Problem details:
Please copy every line of the records below that holds the word "text".

[Listed entries start]

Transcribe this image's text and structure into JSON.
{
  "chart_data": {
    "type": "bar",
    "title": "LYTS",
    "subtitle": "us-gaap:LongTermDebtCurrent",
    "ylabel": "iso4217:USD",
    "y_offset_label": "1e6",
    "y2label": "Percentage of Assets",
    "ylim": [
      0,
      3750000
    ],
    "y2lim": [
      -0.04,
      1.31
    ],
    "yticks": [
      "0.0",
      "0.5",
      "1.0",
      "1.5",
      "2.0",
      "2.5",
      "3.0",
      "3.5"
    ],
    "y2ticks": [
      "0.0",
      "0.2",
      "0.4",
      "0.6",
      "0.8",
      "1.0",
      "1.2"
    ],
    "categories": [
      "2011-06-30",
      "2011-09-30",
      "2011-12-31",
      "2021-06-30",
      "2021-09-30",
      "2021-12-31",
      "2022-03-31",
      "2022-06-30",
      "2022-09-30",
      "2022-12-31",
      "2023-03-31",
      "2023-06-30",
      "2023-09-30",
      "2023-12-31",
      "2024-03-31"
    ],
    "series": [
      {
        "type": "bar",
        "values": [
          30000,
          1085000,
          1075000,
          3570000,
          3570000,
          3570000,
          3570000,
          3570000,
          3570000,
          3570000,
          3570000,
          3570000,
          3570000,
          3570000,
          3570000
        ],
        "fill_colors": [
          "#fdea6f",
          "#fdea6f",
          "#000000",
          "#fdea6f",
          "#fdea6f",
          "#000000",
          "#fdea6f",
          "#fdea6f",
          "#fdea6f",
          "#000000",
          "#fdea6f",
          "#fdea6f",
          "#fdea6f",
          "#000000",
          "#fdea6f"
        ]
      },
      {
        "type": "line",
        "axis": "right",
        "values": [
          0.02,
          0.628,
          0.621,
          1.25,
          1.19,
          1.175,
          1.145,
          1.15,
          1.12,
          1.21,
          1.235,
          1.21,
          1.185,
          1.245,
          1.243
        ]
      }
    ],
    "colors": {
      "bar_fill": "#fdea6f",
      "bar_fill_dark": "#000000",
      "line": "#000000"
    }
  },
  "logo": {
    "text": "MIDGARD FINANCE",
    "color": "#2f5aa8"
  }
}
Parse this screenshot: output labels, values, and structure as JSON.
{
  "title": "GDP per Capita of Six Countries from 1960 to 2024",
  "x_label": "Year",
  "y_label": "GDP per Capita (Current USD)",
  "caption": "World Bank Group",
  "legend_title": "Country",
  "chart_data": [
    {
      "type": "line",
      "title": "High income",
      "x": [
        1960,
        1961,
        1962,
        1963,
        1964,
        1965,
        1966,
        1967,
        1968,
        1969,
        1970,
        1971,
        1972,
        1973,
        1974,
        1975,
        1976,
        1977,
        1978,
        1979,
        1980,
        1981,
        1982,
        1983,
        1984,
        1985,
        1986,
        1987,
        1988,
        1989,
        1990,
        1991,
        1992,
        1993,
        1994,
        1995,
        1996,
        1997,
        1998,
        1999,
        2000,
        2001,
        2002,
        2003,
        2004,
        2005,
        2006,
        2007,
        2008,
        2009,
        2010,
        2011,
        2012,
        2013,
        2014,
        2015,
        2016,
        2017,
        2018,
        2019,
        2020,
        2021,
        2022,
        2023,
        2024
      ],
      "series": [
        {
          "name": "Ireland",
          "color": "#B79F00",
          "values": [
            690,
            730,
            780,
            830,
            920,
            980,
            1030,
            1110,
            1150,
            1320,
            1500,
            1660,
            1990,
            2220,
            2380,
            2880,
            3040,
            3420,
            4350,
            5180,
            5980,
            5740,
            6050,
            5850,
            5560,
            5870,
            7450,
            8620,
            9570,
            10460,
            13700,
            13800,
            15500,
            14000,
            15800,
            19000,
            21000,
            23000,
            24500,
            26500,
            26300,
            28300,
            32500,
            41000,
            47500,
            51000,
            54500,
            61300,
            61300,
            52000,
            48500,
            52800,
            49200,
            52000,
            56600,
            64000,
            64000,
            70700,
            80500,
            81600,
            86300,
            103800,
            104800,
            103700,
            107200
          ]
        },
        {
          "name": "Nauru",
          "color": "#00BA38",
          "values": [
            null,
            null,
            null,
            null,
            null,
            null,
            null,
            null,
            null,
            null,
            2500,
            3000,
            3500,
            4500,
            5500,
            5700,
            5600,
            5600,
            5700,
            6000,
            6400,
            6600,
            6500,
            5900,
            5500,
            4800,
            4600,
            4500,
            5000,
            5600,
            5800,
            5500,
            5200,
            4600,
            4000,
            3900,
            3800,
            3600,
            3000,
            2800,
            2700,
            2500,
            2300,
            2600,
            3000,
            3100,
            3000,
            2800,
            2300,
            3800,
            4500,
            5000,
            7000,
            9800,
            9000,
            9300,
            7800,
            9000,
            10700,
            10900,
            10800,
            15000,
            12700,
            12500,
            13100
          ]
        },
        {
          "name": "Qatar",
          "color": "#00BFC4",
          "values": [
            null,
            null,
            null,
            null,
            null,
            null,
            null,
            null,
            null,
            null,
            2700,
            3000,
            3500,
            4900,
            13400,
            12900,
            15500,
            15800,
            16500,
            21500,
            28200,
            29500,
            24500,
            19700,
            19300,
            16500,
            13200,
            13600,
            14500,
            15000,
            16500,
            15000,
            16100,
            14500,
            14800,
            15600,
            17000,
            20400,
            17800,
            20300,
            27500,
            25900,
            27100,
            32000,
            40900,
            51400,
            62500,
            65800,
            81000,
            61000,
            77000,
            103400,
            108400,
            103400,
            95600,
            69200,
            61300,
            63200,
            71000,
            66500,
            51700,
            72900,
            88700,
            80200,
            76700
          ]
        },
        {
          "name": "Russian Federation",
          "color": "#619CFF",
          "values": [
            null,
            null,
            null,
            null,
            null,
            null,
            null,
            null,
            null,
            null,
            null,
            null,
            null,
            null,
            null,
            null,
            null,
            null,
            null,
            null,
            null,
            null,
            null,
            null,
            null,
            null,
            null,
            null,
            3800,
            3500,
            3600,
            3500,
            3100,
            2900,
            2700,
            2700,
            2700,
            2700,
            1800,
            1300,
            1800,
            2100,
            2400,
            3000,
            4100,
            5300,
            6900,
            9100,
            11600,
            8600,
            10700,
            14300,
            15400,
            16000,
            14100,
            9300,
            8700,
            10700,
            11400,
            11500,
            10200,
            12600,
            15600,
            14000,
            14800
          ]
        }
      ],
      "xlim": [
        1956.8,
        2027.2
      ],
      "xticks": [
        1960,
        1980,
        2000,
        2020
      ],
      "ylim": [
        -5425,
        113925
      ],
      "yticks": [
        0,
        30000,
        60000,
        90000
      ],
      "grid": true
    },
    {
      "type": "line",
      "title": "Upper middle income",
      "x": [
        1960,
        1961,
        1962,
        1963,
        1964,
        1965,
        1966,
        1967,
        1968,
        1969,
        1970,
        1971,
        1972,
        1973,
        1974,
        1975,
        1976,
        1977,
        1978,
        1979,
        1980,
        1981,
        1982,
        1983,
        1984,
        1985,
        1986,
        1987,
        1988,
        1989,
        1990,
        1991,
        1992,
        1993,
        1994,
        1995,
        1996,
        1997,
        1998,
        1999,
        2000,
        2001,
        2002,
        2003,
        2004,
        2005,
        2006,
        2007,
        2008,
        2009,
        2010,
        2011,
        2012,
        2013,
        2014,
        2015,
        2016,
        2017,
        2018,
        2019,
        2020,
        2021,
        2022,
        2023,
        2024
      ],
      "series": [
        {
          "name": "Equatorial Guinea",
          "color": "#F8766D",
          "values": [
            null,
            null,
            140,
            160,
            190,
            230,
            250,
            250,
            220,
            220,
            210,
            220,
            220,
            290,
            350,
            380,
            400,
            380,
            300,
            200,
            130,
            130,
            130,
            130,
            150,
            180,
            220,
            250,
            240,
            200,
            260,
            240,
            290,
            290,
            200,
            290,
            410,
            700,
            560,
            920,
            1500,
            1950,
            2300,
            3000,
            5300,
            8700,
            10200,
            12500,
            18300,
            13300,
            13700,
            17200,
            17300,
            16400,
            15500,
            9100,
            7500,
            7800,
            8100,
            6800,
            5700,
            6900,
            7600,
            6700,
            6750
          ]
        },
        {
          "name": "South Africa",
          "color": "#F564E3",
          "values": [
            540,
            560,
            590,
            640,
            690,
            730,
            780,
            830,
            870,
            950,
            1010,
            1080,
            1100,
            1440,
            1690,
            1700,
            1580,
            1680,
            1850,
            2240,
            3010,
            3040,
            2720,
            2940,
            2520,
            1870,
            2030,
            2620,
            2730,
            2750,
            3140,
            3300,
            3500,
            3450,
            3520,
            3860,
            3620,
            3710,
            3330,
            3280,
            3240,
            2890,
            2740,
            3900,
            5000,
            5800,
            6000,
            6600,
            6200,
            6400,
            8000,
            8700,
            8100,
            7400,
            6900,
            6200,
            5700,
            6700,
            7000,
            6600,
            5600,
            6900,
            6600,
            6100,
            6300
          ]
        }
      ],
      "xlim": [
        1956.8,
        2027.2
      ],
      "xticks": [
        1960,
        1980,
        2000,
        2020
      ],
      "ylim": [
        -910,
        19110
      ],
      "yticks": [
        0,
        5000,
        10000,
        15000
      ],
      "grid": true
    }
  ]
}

[Listed entries end]

Exercise answer:
Transcribe this image's text and structure into JSON.
    "text": "MIDGARD FINANCE",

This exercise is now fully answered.